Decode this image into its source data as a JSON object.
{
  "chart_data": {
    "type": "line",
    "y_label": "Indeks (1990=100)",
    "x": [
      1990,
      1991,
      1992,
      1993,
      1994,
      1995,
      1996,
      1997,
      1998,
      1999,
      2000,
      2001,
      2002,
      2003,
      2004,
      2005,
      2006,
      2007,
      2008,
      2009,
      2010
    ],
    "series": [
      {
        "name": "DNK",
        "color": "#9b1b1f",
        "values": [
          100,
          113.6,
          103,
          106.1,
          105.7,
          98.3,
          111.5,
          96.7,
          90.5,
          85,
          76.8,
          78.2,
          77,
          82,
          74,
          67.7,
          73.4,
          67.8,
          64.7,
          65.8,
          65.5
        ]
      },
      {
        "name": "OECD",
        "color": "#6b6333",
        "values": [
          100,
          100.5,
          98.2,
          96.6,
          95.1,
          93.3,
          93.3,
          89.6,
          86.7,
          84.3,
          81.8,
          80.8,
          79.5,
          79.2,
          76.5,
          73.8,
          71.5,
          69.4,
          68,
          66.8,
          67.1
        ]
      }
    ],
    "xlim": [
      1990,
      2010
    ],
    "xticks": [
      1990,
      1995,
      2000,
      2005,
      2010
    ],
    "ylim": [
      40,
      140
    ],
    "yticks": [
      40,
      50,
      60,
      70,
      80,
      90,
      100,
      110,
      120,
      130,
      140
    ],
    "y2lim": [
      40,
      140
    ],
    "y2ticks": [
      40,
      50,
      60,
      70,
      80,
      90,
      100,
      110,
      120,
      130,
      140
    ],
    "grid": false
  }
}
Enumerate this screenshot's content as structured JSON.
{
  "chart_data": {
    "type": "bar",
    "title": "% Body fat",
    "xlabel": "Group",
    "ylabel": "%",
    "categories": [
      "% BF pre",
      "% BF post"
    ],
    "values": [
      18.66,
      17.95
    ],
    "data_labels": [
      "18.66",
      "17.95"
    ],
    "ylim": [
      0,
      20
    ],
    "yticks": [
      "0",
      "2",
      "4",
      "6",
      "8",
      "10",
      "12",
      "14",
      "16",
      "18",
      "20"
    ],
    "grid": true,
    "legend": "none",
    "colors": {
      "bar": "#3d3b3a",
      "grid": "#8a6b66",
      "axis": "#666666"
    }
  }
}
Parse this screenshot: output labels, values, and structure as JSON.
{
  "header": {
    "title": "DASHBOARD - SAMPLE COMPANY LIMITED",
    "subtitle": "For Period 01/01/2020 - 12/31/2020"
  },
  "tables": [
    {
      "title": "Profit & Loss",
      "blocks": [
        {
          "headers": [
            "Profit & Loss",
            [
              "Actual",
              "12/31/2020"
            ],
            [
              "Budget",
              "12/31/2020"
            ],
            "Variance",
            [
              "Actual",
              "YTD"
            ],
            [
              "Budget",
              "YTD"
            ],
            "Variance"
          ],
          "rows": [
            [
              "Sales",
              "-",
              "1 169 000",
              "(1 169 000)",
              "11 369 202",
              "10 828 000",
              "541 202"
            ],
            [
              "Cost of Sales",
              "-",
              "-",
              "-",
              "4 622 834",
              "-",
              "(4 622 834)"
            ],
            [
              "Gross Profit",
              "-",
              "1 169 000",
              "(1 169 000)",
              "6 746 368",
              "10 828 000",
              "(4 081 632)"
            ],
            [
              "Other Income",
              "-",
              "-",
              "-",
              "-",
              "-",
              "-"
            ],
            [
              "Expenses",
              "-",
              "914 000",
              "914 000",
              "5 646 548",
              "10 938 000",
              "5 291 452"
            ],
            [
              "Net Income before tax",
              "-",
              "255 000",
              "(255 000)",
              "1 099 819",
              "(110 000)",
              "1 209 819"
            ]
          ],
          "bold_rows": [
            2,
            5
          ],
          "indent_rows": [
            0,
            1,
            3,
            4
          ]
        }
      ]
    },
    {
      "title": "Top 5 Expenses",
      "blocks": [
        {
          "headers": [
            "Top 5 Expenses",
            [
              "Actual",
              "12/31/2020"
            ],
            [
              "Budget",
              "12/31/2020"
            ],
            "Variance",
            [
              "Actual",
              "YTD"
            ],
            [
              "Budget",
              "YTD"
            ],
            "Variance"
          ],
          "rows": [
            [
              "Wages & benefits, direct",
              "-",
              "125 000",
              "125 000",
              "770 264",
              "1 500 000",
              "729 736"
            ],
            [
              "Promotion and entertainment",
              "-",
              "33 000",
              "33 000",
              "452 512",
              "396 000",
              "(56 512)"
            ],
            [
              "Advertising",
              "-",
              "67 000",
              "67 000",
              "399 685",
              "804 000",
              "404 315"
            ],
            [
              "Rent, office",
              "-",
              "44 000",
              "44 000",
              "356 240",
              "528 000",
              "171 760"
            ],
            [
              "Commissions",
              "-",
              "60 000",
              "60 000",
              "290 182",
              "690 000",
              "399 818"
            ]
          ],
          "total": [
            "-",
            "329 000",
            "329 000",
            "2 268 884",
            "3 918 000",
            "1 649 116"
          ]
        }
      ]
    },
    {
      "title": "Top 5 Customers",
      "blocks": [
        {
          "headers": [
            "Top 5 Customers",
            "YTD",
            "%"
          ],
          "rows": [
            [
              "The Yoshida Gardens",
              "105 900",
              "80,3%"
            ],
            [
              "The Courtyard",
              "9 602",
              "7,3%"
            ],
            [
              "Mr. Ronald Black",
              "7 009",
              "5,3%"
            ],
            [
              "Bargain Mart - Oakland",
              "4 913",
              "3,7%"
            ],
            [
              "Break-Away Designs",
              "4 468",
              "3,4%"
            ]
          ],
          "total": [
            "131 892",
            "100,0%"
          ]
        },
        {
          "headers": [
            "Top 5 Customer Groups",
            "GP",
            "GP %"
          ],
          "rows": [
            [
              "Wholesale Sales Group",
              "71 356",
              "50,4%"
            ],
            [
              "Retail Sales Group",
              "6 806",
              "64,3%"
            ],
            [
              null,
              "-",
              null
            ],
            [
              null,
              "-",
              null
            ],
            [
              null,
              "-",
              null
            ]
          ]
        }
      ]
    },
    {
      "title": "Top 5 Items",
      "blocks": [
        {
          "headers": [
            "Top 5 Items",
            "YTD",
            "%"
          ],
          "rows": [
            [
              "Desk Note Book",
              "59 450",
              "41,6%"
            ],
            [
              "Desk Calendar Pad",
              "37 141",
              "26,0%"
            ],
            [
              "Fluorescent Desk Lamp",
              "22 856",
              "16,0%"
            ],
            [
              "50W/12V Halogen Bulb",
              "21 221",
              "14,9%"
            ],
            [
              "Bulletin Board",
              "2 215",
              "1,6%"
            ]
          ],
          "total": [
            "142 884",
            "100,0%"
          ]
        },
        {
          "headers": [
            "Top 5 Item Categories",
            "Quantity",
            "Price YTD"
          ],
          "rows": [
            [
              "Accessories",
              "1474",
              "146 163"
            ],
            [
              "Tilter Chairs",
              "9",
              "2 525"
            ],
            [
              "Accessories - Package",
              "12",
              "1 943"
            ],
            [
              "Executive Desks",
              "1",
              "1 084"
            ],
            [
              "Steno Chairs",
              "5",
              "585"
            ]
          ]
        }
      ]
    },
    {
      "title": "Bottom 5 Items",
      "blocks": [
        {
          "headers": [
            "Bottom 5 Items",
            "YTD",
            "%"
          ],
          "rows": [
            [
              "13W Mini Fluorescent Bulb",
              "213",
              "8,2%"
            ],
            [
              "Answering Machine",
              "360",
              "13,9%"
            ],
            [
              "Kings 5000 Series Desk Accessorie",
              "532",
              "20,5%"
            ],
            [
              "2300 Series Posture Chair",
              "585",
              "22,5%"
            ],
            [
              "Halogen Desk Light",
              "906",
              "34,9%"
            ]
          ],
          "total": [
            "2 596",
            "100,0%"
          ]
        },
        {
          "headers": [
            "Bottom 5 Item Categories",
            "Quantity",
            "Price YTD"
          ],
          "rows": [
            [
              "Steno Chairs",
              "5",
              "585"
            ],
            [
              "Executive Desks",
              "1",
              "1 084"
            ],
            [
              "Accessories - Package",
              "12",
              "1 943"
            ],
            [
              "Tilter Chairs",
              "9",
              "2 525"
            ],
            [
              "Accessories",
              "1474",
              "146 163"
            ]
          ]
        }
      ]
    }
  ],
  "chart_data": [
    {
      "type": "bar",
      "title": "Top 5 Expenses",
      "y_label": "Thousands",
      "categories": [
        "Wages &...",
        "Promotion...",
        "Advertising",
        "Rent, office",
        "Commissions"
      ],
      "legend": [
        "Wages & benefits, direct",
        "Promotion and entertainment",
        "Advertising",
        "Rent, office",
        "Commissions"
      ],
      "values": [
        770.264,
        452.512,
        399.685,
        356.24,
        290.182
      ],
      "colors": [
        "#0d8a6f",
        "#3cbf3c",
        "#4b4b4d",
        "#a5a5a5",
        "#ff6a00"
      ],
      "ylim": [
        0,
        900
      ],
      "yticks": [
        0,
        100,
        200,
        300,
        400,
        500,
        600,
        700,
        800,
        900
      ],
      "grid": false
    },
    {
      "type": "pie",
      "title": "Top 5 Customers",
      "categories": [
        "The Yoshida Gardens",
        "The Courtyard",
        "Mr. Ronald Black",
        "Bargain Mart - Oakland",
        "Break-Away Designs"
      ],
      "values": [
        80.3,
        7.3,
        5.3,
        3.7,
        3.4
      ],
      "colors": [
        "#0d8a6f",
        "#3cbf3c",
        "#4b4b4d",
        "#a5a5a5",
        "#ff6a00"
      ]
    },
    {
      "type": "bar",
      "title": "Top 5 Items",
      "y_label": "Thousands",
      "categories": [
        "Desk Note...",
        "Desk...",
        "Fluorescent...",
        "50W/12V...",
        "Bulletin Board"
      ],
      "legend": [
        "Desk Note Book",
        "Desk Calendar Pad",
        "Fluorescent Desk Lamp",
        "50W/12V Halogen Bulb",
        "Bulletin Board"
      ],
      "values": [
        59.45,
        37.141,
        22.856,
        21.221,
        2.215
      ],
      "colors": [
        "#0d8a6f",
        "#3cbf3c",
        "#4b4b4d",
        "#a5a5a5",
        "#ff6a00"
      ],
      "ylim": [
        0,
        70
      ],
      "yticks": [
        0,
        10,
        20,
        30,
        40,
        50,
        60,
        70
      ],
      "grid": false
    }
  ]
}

────────────────────

*What to do*.
Scan the listing above for the word "Fluorescent" and copy every line that holds it.

*Output of the exercise*.
              "Fluorescent Desk Lamp",
              "13W Mini Fluorescent Bulb",
        "Fluorescent...",
        "Fluorescent Desk Lamp",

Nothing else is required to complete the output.